• **Objetivo del ejercicio**
Reproduce tal cual el pasaje del texto sobre Lendeborg comprendido entre "Fue nombrado Jugador" y "su singular historia.", ambos incluidos.

Pensaba a largo plazo. ¿Y si arruinaba mi carrera por perseguir el dinero en lugar de un futuro? Otra gran razón por la que elegí a Dusty fue que no hablaba de dinero para nada. Su objetivo era ayudarme a mejorar y a alcanzar mis metas.”
Sin duda, hasta ahora le ha ido de maravilla, tanto a él como a Michigan.
Fue nombrado Jugador del Año de la Big Ten como el mejor jugador de los Wolverines, el equipo cabeza de serie número uno, que debutará en el Torneo de la NCAA el jueves y tiene la oportunidad de conseguir el segundo campeonato nacional de la universidad, el primero desde 1989.
Lendeborg, de 23 años, parece ser un ejemplo de lo que puede ser positivo del portal de transferencias, que le abrió un camino para progresar tras su paso por un programa universitario de menor categoría en Alabama y un colegio comunitario en Arizona.
Si bien cualquiera que haya seguido el baloncesto universitario esta temporada lo ha visto brillar, quizás desconozcan su singular historia.
O el dolor que lo motiva cada día.

• **Registros listados**
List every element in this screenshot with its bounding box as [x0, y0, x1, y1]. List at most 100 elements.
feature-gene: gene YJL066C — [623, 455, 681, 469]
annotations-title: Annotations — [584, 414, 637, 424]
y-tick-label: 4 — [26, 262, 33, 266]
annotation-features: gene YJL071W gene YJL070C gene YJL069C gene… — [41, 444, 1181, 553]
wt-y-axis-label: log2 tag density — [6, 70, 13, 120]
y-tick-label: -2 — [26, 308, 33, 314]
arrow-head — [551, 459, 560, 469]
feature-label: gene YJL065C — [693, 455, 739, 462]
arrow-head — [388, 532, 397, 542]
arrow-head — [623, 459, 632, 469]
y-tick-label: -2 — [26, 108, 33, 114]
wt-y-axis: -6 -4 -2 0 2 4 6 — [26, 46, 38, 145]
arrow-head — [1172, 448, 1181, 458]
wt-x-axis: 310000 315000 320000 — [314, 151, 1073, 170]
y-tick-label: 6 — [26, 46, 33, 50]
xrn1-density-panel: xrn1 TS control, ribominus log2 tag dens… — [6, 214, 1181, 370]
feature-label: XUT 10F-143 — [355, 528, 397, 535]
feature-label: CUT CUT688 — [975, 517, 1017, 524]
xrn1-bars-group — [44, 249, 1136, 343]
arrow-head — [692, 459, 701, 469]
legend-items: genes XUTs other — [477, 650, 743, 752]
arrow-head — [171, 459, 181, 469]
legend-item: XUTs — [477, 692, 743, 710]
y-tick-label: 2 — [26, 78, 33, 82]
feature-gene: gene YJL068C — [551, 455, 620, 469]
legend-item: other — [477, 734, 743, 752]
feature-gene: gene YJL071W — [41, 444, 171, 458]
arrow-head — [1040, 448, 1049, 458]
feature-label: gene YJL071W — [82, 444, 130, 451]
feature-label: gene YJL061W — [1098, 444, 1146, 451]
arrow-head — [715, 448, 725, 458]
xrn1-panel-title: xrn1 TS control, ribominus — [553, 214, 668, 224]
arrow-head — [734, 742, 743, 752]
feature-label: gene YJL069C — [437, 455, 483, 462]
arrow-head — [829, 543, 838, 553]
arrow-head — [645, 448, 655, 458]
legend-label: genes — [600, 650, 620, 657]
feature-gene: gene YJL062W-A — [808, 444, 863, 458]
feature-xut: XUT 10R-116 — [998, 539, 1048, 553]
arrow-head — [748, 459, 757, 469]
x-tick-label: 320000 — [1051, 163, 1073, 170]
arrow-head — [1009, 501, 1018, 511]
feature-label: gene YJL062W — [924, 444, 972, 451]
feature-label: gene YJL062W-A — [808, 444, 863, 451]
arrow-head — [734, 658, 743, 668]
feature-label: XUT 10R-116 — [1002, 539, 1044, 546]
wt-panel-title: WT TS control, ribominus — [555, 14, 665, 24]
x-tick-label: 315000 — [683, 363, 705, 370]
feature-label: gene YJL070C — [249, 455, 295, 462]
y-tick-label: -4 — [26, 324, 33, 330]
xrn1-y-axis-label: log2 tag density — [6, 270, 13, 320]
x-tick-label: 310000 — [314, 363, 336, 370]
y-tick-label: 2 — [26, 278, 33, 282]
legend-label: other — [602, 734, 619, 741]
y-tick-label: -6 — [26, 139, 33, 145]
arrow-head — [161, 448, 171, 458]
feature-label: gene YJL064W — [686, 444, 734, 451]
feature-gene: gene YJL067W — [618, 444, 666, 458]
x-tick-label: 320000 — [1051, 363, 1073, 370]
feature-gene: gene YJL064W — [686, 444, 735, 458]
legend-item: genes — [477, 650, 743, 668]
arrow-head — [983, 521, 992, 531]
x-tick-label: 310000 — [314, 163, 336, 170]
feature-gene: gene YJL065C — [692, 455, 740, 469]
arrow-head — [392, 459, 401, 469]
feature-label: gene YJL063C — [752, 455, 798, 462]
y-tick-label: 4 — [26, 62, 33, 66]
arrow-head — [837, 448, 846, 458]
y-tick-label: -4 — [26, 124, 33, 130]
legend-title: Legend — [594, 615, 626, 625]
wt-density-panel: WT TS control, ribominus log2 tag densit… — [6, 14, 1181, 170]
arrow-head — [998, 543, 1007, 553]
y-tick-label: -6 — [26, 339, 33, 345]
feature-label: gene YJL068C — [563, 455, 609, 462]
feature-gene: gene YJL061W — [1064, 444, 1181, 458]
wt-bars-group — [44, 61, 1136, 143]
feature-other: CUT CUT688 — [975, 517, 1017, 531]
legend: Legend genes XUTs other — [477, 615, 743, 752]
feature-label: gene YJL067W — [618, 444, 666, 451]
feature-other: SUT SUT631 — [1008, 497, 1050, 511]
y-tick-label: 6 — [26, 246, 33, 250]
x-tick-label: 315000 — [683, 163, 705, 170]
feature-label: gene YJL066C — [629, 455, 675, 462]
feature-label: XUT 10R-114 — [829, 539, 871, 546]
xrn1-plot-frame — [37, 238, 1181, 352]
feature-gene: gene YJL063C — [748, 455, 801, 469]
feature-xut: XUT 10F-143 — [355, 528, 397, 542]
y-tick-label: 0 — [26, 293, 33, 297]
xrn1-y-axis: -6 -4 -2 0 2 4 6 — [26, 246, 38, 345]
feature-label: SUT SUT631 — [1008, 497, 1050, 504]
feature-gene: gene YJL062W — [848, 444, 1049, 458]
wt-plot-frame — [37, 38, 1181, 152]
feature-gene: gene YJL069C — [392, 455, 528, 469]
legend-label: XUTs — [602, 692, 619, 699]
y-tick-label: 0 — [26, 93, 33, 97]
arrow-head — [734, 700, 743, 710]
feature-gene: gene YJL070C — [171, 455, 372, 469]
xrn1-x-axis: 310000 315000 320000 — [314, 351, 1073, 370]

• **Respuesta escrita**
Fue nombrado Jugador del Año de la Big Ten como el mejor jugador de los Wolverines, el equipo cabeza de serie número uno, que debutará en el Torneo de la NCAA el jueves y tiene la oportunidad de conseguir el segundo campeonato nacional de la universidad, el primero desde 1989.
Lendeborg, de 23 años, parece ser un ejemplo de lo que puede ser positivo del portal de transferencias, que le abrió un camino para progresar tras su paso por un programa universitario de menor categoría en Alabama y un colegio comunitario en Arizona.
Si bien cualquiera que haya seguido el baloncesto universitario esta temporada lo ha visto brillar, quizás desconozcan su singular historia.